### Job:
Keep only those lines of the records that include the string "вызвали".

[Saved entries]

____

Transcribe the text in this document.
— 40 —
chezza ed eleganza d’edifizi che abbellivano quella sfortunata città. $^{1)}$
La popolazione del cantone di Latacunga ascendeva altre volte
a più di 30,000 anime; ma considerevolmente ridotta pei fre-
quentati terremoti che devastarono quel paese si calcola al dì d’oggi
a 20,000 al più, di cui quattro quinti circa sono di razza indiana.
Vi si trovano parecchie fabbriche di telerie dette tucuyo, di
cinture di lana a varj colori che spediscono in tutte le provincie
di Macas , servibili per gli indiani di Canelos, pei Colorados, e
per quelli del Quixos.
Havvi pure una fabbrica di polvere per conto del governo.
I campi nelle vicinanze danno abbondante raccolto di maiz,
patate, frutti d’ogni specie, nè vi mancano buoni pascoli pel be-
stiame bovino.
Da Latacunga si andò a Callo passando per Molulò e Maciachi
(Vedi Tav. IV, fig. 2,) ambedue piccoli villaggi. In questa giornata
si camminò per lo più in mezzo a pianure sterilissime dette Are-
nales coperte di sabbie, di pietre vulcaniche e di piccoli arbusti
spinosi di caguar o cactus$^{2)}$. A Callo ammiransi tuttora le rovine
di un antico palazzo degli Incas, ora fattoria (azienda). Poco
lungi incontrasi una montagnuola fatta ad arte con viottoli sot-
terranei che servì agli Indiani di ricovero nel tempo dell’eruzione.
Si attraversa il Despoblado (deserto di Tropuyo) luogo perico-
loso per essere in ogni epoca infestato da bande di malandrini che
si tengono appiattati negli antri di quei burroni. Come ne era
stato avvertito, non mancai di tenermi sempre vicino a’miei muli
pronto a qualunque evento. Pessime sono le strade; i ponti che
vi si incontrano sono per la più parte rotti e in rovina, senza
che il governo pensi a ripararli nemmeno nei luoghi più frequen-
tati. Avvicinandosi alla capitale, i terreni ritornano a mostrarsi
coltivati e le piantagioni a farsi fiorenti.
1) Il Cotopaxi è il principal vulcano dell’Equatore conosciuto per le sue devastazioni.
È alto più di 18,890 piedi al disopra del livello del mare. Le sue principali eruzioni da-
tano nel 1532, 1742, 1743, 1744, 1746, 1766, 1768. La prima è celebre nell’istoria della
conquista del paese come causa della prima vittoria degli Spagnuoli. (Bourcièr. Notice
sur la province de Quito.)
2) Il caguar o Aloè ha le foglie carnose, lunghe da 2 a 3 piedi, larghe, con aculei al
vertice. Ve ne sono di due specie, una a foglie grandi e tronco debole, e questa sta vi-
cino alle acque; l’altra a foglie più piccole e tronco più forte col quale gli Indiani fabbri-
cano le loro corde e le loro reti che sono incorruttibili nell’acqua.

____

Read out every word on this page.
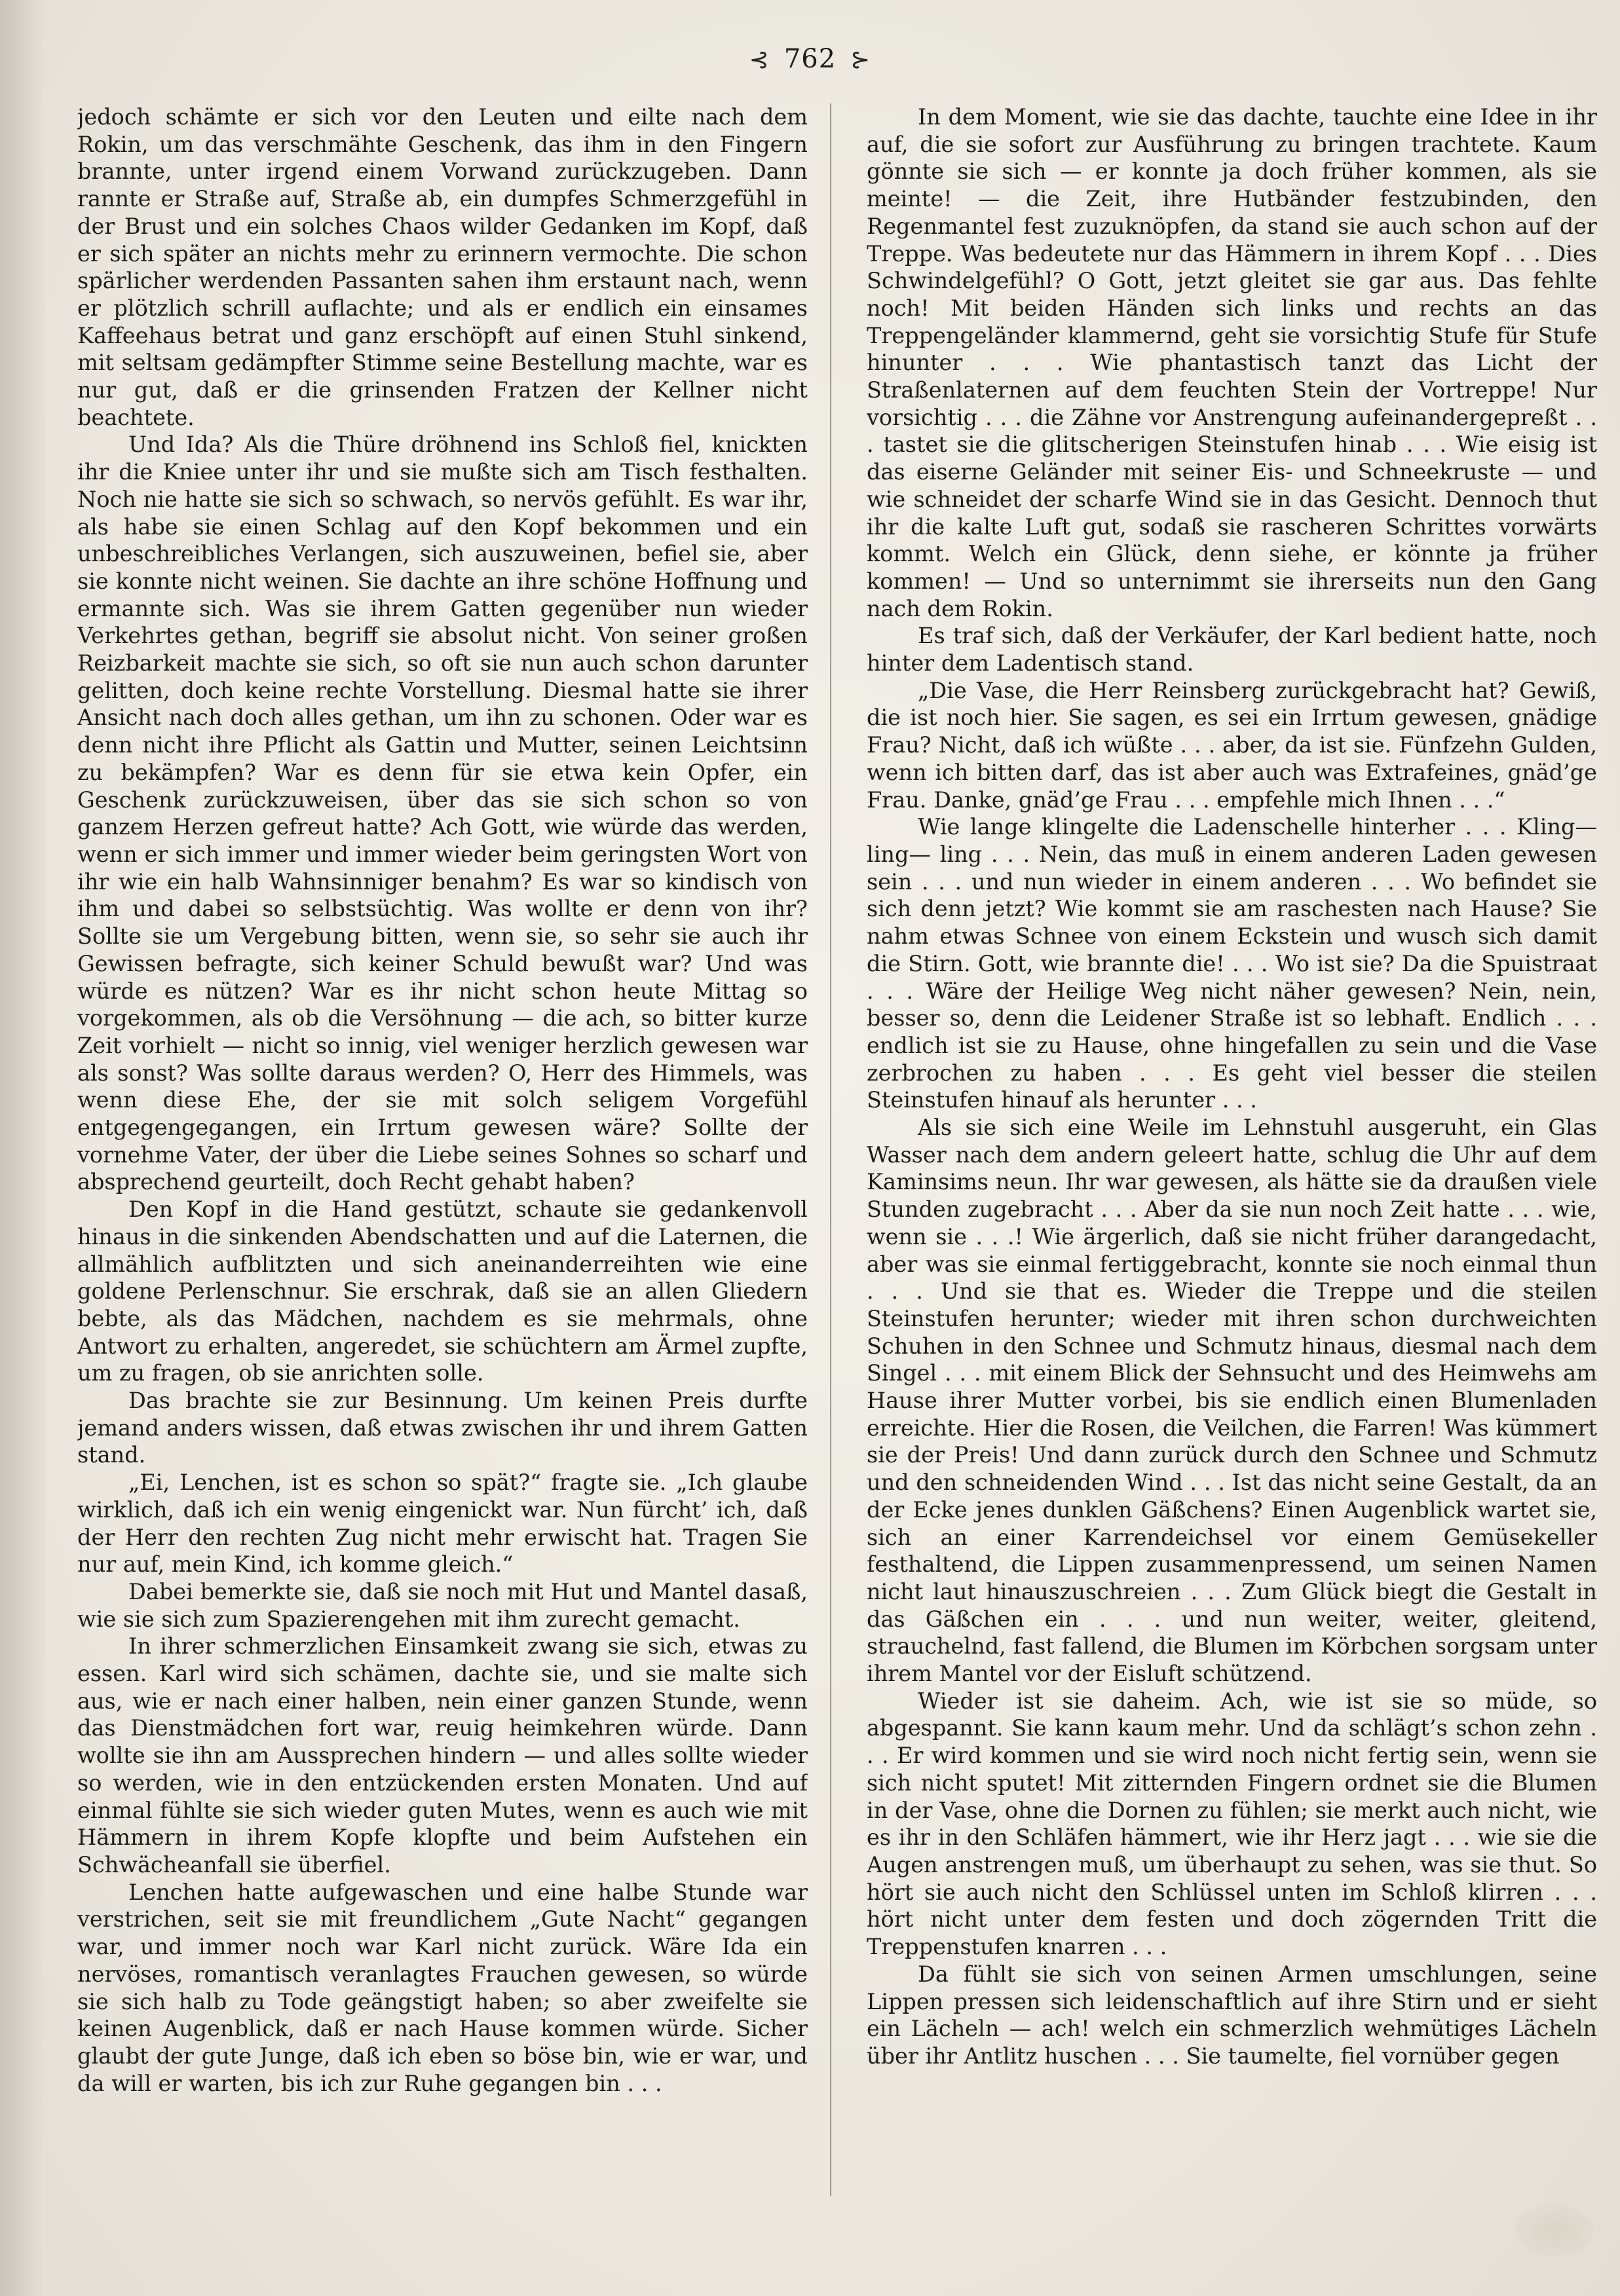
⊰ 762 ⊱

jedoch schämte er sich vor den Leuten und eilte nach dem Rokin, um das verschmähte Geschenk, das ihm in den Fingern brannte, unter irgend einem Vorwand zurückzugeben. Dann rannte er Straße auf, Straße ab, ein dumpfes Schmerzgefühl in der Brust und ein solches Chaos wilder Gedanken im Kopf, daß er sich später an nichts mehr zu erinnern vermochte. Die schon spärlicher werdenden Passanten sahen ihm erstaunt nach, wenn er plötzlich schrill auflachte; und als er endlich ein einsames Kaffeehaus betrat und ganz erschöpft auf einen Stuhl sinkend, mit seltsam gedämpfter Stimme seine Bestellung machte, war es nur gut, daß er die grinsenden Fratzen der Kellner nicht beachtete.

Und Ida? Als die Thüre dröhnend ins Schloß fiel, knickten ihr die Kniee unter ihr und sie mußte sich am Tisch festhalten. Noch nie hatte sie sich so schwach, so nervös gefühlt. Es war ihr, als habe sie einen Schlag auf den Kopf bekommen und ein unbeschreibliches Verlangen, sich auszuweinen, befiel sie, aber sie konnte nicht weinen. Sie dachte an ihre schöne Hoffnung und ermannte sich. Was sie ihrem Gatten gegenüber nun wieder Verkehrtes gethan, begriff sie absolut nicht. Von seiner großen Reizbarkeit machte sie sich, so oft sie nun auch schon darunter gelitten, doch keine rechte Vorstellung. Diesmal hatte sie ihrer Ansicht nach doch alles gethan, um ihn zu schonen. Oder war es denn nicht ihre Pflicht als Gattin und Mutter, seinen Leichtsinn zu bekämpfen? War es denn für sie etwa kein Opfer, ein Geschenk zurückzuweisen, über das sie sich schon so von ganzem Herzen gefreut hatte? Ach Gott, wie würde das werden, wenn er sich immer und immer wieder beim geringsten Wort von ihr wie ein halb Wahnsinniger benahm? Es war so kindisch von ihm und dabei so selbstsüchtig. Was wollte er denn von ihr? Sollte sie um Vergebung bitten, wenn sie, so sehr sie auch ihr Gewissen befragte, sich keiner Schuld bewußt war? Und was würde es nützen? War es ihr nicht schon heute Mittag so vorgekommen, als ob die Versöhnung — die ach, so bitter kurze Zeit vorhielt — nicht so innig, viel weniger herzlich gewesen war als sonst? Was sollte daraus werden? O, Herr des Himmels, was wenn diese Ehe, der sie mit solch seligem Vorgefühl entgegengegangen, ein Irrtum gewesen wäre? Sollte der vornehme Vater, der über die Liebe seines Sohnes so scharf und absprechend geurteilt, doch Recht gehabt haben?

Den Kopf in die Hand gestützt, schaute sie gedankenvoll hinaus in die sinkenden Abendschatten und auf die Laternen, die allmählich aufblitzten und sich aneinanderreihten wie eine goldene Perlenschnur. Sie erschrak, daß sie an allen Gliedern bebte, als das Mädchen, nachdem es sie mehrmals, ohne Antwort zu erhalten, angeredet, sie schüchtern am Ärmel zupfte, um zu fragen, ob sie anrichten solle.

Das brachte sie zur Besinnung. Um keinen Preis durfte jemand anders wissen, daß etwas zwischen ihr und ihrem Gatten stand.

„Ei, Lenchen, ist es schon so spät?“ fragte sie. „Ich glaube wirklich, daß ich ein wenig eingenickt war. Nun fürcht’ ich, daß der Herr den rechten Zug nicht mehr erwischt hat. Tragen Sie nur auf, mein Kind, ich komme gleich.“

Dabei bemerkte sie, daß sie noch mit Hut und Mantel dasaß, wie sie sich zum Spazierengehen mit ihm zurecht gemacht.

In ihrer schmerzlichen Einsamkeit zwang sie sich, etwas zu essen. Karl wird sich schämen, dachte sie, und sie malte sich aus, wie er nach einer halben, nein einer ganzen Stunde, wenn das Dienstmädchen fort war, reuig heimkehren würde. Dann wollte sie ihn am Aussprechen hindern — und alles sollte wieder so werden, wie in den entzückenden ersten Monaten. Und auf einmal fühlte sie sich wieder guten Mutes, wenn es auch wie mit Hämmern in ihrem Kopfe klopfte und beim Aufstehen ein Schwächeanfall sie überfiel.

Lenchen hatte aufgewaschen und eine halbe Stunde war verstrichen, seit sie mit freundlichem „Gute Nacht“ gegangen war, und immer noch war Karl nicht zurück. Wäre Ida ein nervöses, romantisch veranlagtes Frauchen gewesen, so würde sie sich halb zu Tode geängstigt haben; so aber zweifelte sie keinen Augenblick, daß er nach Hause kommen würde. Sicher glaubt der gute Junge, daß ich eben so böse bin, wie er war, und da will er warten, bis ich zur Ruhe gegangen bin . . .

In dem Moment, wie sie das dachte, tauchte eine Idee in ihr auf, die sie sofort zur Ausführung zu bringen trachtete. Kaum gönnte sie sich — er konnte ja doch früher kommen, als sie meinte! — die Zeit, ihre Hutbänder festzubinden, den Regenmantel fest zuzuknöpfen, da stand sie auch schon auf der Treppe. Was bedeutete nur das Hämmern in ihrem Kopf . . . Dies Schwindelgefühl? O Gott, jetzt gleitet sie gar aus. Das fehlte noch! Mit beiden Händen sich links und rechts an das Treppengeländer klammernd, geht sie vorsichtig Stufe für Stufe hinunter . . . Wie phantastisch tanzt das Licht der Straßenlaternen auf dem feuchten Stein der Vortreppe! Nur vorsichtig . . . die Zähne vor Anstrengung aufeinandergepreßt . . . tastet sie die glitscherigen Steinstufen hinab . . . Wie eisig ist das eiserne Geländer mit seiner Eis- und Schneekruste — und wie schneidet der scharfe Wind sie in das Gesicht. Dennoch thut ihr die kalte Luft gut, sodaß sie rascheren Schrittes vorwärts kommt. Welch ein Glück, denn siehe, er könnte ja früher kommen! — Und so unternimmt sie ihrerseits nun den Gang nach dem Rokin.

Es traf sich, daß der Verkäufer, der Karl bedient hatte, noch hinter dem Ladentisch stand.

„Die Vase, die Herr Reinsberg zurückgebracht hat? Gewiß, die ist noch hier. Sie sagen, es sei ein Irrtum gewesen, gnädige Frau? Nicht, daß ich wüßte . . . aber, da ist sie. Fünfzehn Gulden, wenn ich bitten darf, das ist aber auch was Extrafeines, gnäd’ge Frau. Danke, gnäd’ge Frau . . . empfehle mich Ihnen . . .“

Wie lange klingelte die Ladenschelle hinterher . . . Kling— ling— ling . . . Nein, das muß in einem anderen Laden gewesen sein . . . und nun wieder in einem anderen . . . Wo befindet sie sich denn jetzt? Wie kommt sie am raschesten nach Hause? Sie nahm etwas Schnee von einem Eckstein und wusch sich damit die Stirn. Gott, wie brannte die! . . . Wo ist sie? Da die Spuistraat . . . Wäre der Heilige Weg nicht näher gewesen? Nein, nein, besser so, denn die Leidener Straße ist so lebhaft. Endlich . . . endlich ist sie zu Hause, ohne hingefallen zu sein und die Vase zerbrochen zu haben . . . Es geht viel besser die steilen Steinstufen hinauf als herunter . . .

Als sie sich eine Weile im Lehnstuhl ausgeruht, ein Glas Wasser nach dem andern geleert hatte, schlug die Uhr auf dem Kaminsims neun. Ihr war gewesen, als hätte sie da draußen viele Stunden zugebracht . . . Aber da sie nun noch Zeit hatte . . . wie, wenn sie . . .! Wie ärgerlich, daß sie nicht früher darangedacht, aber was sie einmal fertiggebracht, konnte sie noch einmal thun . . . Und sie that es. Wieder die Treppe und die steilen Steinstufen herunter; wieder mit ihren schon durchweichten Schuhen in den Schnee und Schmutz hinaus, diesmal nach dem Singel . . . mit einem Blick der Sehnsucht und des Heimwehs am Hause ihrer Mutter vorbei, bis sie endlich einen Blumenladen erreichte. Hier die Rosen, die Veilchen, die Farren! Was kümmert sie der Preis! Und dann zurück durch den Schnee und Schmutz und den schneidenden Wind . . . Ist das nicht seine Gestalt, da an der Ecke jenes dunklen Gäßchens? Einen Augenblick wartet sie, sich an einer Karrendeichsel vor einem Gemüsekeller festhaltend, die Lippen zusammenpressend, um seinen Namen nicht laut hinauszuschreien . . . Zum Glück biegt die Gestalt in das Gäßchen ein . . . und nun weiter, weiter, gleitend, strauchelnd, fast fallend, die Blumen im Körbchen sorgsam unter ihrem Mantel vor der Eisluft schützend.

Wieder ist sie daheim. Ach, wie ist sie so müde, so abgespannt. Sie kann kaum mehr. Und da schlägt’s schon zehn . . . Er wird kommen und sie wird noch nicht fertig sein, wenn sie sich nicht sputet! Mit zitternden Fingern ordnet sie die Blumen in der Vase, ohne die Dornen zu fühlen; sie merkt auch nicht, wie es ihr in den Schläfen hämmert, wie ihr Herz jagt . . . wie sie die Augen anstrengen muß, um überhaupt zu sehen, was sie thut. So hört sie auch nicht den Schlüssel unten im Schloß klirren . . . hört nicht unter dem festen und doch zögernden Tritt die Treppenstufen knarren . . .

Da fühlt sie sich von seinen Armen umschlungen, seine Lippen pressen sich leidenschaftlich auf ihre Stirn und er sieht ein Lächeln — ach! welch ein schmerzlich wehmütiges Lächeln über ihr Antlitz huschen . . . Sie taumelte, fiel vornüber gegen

____

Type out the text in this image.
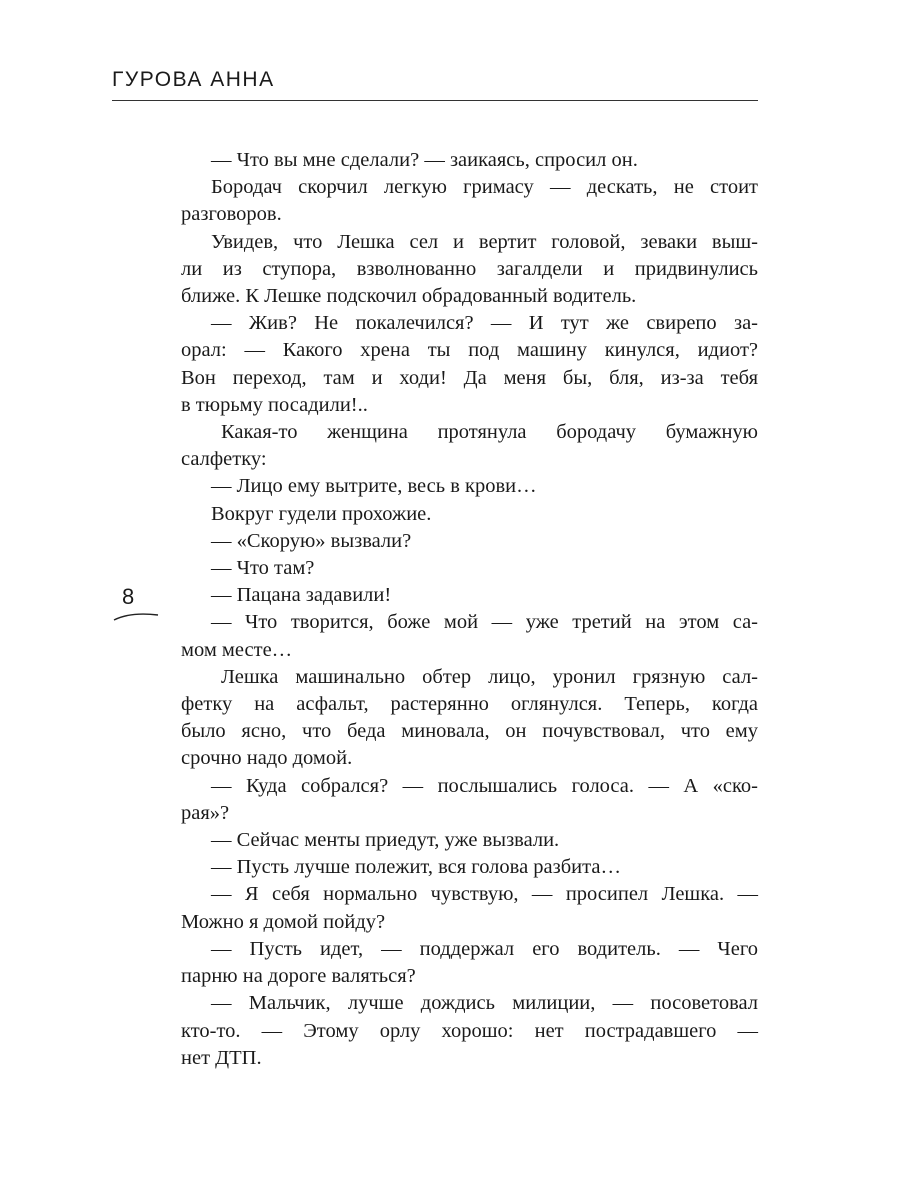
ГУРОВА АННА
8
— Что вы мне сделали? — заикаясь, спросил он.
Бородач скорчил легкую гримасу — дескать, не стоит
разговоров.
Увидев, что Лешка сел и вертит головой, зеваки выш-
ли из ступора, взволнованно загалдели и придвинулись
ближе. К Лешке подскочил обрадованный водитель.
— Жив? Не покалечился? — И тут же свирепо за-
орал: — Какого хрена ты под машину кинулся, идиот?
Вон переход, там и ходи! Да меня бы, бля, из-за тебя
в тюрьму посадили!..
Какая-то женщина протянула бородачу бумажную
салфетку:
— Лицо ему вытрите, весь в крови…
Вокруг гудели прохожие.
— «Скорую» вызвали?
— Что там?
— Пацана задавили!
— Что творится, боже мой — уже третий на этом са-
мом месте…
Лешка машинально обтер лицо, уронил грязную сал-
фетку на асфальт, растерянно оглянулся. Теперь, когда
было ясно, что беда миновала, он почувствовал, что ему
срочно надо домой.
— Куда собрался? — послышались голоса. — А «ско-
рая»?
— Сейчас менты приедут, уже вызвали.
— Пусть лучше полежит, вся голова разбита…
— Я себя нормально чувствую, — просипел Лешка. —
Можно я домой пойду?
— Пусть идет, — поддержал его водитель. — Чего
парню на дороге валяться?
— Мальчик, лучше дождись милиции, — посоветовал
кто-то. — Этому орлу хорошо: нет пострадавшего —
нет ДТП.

____

### In response:
— «Скорую» вызвали?
— Сейчас менты приедут, уже вызвали.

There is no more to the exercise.